╭──

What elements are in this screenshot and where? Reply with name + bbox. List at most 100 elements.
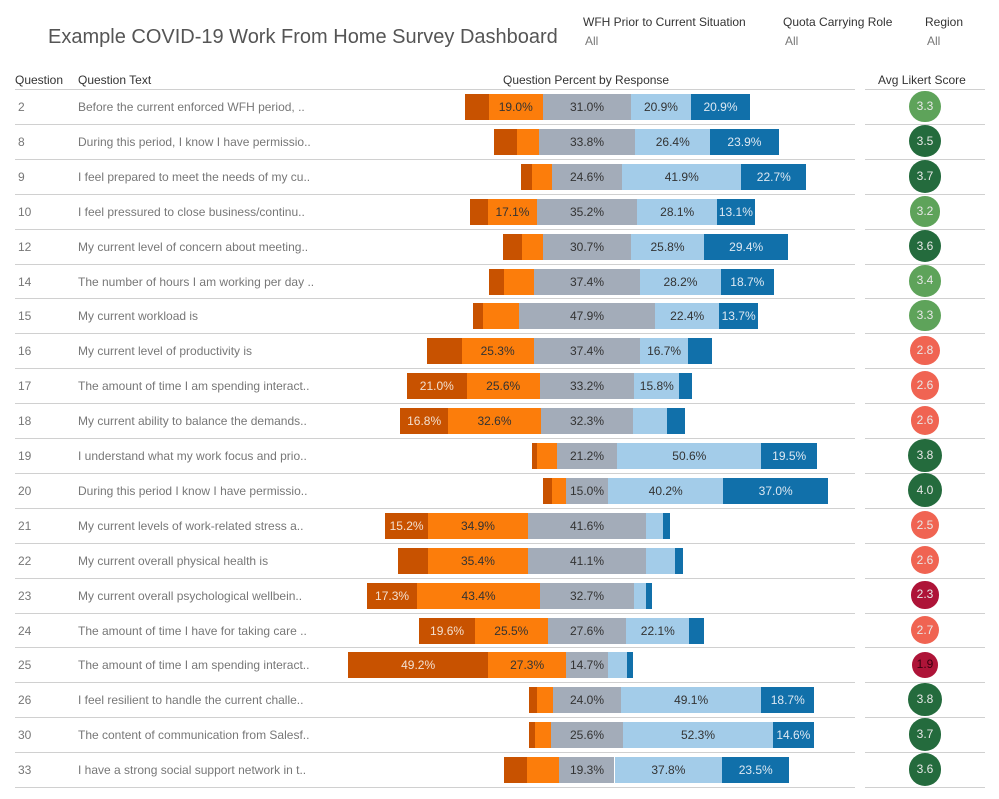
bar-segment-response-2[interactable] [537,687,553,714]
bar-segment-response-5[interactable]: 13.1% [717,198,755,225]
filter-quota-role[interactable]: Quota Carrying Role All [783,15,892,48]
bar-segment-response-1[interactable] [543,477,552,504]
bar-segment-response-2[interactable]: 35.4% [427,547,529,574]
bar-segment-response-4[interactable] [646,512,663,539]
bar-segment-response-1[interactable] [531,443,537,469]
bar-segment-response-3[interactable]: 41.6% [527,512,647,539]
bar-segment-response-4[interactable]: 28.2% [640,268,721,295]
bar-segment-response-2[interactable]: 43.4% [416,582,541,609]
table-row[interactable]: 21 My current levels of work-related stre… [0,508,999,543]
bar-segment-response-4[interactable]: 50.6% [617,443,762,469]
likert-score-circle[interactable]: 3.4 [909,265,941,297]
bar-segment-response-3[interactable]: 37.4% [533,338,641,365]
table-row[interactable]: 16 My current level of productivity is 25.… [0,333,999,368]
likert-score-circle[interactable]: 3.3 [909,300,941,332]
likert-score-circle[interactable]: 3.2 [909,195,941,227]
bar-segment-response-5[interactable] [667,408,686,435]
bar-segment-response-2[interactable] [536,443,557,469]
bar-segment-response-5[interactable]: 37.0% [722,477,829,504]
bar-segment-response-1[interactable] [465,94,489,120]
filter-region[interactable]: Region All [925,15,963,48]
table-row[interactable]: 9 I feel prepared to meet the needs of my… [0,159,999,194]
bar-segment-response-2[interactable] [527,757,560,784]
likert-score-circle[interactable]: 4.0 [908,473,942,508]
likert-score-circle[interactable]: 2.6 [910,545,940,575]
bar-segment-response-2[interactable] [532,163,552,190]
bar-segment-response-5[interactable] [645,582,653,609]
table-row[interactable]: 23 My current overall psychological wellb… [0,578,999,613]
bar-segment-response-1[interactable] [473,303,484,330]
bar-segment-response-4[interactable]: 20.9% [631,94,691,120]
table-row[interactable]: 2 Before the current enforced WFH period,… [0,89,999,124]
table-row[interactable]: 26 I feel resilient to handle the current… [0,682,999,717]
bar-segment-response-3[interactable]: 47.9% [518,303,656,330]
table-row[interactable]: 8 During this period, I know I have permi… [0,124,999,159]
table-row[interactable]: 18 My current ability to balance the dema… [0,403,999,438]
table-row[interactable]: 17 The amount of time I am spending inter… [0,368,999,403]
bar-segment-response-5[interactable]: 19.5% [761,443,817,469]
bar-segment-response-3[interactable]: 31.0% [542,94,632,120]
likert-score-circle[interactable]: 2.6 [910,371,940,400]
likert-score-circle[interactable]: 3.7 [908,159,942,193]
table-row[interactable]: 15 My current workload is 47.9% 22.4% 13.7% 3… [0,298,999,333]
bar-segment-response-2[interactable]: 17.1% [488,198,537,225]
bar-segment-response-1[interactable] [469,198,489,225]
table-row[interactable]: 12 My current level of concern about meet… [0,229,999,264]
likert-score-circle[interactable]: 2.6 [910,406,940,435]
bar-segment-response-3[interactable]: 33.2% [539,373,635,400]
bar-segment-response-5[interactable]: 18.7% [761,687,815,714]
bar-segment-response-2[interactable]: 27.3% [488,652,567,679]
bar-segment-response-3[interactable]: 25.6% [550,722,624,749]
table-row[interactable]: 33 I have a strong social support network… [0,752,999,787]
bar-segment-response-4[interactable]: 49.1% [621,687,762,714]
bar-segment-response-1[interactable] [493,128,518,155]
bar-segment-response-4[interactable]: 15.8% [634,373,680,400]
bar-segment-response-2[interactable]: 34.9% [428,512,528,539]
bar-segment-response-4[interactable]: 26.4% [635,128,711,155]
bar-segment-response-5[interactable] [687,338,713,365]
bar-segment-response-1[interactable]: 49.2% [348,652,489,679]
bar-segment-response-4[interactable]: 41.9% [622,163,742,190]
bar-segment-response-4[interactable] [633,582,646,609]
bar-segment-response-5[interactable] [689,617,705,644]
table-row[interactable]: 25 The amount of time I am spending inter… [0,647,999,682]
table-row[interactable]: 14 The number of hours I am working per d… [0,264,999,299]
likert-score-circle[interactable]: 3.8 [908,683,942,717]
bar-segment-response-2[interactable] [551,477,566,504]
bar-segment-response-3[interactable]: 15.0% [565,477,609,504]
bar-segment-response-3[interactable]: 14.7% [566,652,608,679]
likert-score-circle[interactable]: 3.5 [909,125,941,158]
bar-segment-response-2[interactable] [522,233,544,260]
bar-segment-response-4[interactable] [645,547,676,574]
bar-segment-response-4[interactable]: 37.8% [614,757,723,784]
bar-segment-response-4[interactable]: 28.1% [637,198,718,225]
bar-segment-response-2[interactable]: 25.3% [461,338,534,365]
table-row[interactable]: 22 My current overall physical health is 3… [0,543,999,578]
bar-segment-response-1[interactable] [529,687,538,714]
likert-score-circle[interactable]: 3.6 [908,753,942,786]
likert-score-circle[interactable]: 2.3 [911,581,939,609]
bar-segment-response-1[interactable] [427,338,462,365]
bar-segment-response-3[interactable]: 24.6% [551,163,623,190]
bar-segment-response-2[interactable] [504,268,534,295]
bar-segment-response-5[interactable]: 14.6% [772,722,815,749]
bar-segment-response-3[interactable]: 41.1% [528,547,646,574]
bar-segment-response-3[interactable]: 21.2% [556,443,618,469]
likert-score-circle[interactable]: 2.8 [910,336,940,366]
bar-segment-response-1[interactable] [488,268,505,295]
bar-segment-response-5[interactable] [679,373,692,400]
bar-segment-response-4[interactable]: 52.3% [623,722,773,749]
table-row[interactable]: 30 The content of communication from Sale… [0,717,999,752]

╰──

[任务说明] 从包含“bar-segment-response-2[interactable] [537,687,553,714]”的那一行起，一直到包含“likert-score-circle[interactable]: 4.0 [908,473,942,508]”的那一行为止，把其间的记录逐行原样照抄出来，首尾两行都要包括在内。

[正确输出]
bar-segment-response-2[interactable] [537,687,553,714]
bar-segment-response-5[interactable]: 13.1% [717,198,755,225]
filter-quota-role[interactable]: Quota Carrying Role All [783,15,892,48]
bar-segment-response-1[interactable] [543,477,552,504]
bar-segment-response-2[interactable]: 35.4% [427,547,529,574]
bar-segment-response-4[interactable] [646,512,663,539]
bar-segment-response-1[interactable] [531,443,537,469]
bar-segment-response-3[interactable]: 41.6% [527,512,647,539]
bar-segment-response-4[interactable]: 28.2% [640,268,721,295]
bar-segment-response-2[interactable]: 43.4% [416,582,541,609]
table-row[interactable]: 21 My current levels of work-related stre… [0,508,999,543]
bar-segment-response-4[interactable]: 50.6% [617,443,762,469]
likert-score-circle[interactable]: 3.4 [909,265,941,297]
bar-segment-response-3[interactable]: 37.4% [533,338,641,365]
table-row[interactable]: 16 My current level of productivity is 25.… [0,333,999,368]
likert-score-circle[interactable]: 3.3 [909,300,941,332]
likert-score-circle[interactable]: 3.2 [909,195,941,227]
bar-segment-response-5[interactable] [667,408,686,435]
bar-segment-response-2[interactable] [536,443,557,469]
bar-segment-response-5[interactable]: 37.0% [722,477,829,504]
bar-segment-response-1[interactable] [465,94,489,120]
filter-region[interactable]: Region All [925,15,963,48]
table-row[interactable]: 9 I feel prepared to meet the needs of my… [0,159,999,194]
bar-segment-response-2[interactable] [527,757,560,784]
likert-score-circle[interactable]: 4.0 [908,473,942,508]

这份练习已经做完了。